-- START OF INPUT ROWS --
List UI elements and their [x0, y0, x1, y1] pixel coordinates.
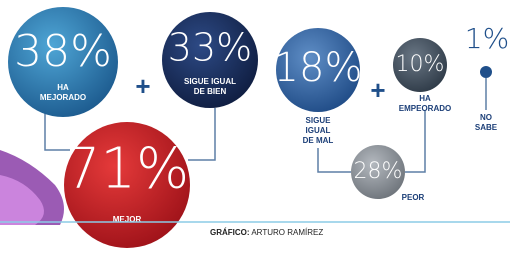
label: IGUAL [306, 126, 331, 135]
label: EMPEORADO [399, 104, 451, 113]
label: SIGUE [306, 116, 332, 125]
percent: 10% [396, 52, 445, 77]
label: DE MAL [303, 136, 334, 145]
percent: 18% [274, 45, 363, 91]
label: PEOR [402, 193, 425, 202]
percent: 1% [465, 22, 509, 55]
label: MEJORADO [40, 93, 86, 102]
infographic: 38% HA MEJORADO + 33% SIGUE IGUAL DE BIE… [0, 0, 510, 258]
label: DE BIEN [194, 87, 227, 96]
connector [188, 108, 215, 160]
credit-name: ARTURO RAMÍREZ [250, 228, 324, 237]
label: NO [480, 113, 492, 122]
percent: 28% [354, 159, 403, 184]
connector [318, 148, 351, 172]
plus: + [135, 71, 150, 101]
label: HA [419, 94, 431, 103]
percent: 71% [65, 136, 189, 201]
decoration [0, 150, 64, 225]
connector [405, 110, 425, 172]
percent: 33% [168, 26, 252, 70]
plus: + [370, 75, 385, 105]
dot [480, 66, 492, 78]
label: SABE [475, 123, 498, 132]
credit: GRÁFICO: ARTURO RAMÍREZ [210, 228, 323, 237]
label: SIGUE IGUAL [184, 77, 236, 86]
percent: 38% [14, 26, 112, 77]
credit-prefix: GRÁFICO: [210, 228, 250, 237]
label: HA [57, 83, 69, 92]
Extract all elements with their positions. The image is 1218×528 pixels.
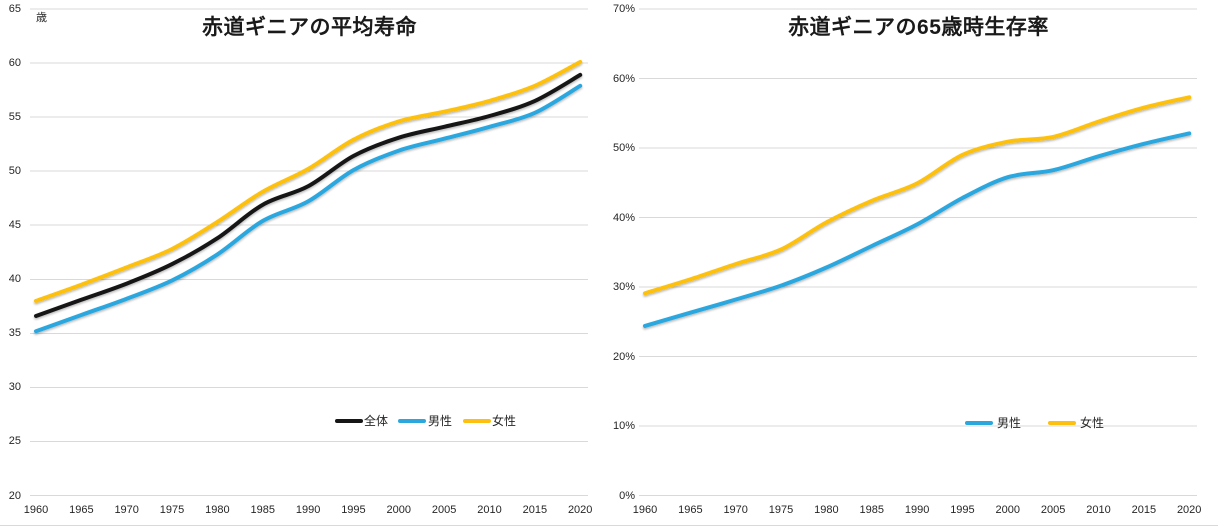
-- END OF INPUT ROWS --
> YOUR INSTRUCTIONS: Copy out the material above word for word, line by line, and leave the pictures out.

> CORRECT RESULT:
List UI elements and their [x0, y0, x1, y1] pixel coordinates.
label: IGUAL [306, 126, 331, 135]
label: EMPEORADO [399, 104, 451, 113]
label: SIGUE [306, 116, 332, 125]
percent: 10% [396, 52, 445, 77]
label: DE MAL [303, 136, 334, 145]
percent: 18% [274, 45, 363, 91]
label: PEOR [402, 193, 425, 202]
percent: 1% [465, 22, 509, 55]
label: MEJORADO [40, 93, 86, 102]
infographic: 38% HA MEJORADO + 33% SIGUE IGUAL DE BIE… [0, 0, 510, 258]
label: DE BIEN [194, 87, 227, 96]
connector [188, 108, 215, 160]
credit-name: ARTURO RAMÍREZ [250, 228, 324, 237]
label: NO [480, 113, 492, 122]
percent: 28% [354, 159, 403, 184]
connector [318, 148, 351, 172]
plus: + [135, 71, 150, 101]
label: HA [419, 94, 431, 103]
percent: 71% [65, 136, 189, 201]
decoration [0, 150, 64, 225]
connector [405, 110, 425, 172]
percent: 33% [168, 26, 252, 70]
plus: + [370, 75, 385, 105]
dot [480, 66, 492, 78]
label: SABE [475, 123, 498, 132]
credit: GRÁFICO: ARTURO RAMÍREZ [210, 228, 323, 237]
label: SIGUE IGUAL [184, 77, 236, 86]
percent: 38% [14, 26, 112, 77]
credit-prefix: GRÁFICO: [210, 228, 250, 237]
label: HA [57, 83, 69, 92]
Extract all elements with their positions. The image is 1218×528 pixels.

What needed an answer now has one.